REQUEST: The records that follow are to be repeated exactly, with the pictures removed.

>> Start RECORDS FOR THIS TASK

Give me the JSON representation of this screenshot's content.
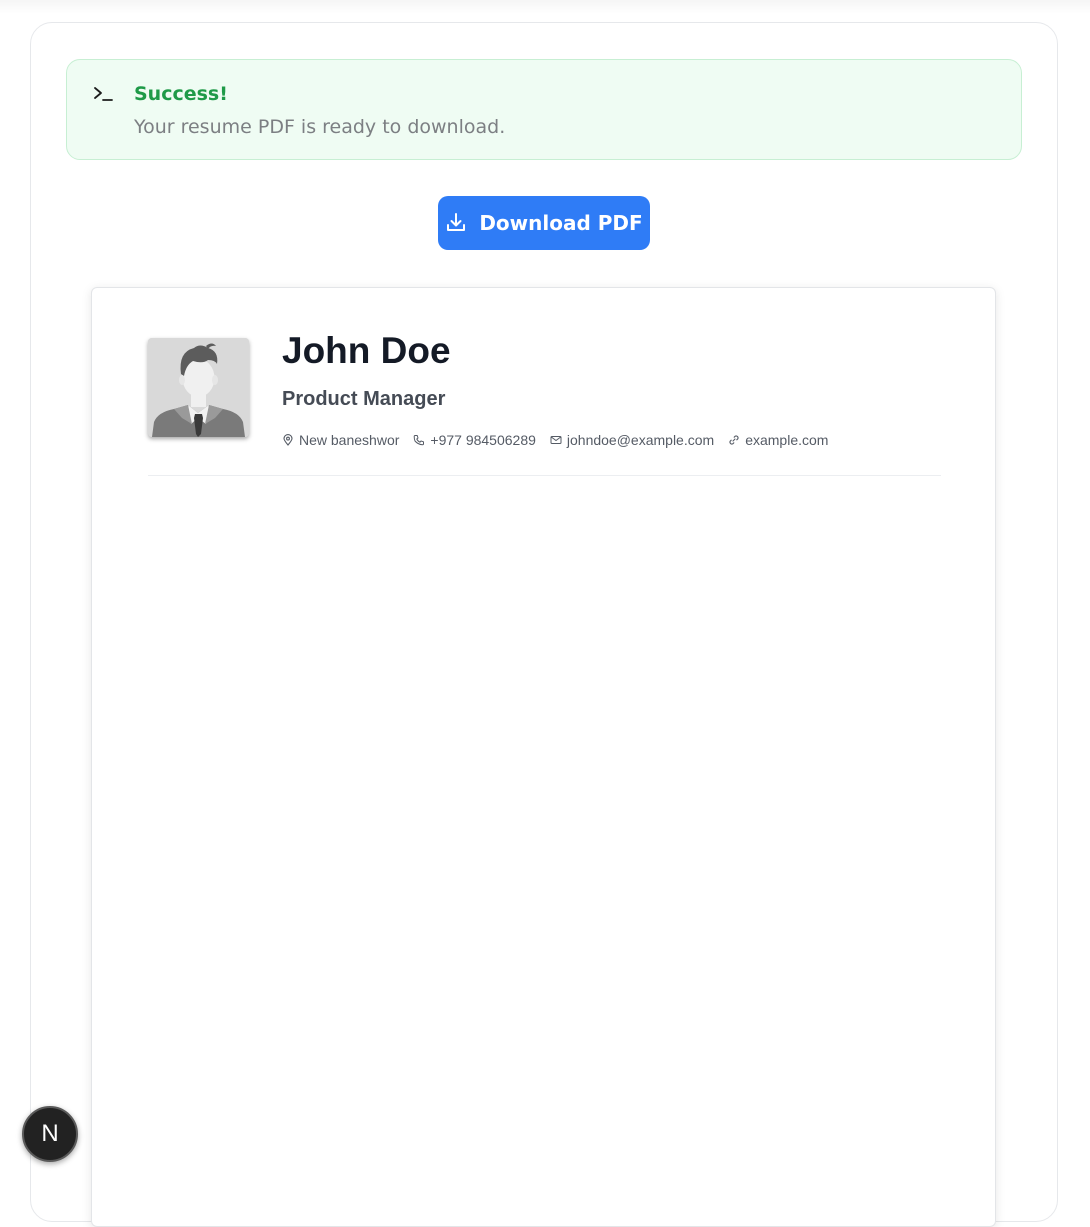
{
  "alert": {
    "title": "Success!",
    "message": "Your resume PDF is ready to download.",
    "icon": "terminal-icon",
    "title_color": "#1f9a48",
    "background": "#effcf3"
  },
  "toolbar": {
    "download_label": "Download PDF",
    "download_icon": "download-icon",
    "button_color": "#2f7cf6"
  },
  "resume": {
    "name": "John Doe",
    "title": "Product Manager",
    "avatar_icon": "avatar-placeholder-icon",
    "contact": {
      "location": "New baneshwor",
      "phone": "+977 984506289",
      "email": "johndoe@example.com",
      "website": "example.com"
    }
  },
  "dev_badge": {
    "label": "N",
    "icon": "nextjs-logo-icon"
  }
}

>> End RECORDS FOR THIS TASK

SOLUTION TO THE PROBLEM:
Give me the JSON representation of this screenshot's content.
{
  "alert": {
    "title": "Success!",
    "message": "Your resume PDF is ready to download.",
    "icon": "terminal-icon",
    "title_color": "#1f9a48",
    "background": "#effcf3"
  },
  "toolbar": {
    "download_label": "Download PDF",
    "download_icon": "download-icon",
    "button_color": "#2f7cf6"
  },
  "resume": {
    "name": "John Doe",
    "title": "Product Manager",
    "avatar_icon": "avatar-placeholder-icon",
    "contact": {
      "location": "New baneshwor",
      "phone": "+977 984506289",
      "email": "johndoe@example.com",
      "website": "example.com"
    }
  },
  "dev_badge": {
    "label": "N",
    "icon": "nextjs-logo-icon"
  }
}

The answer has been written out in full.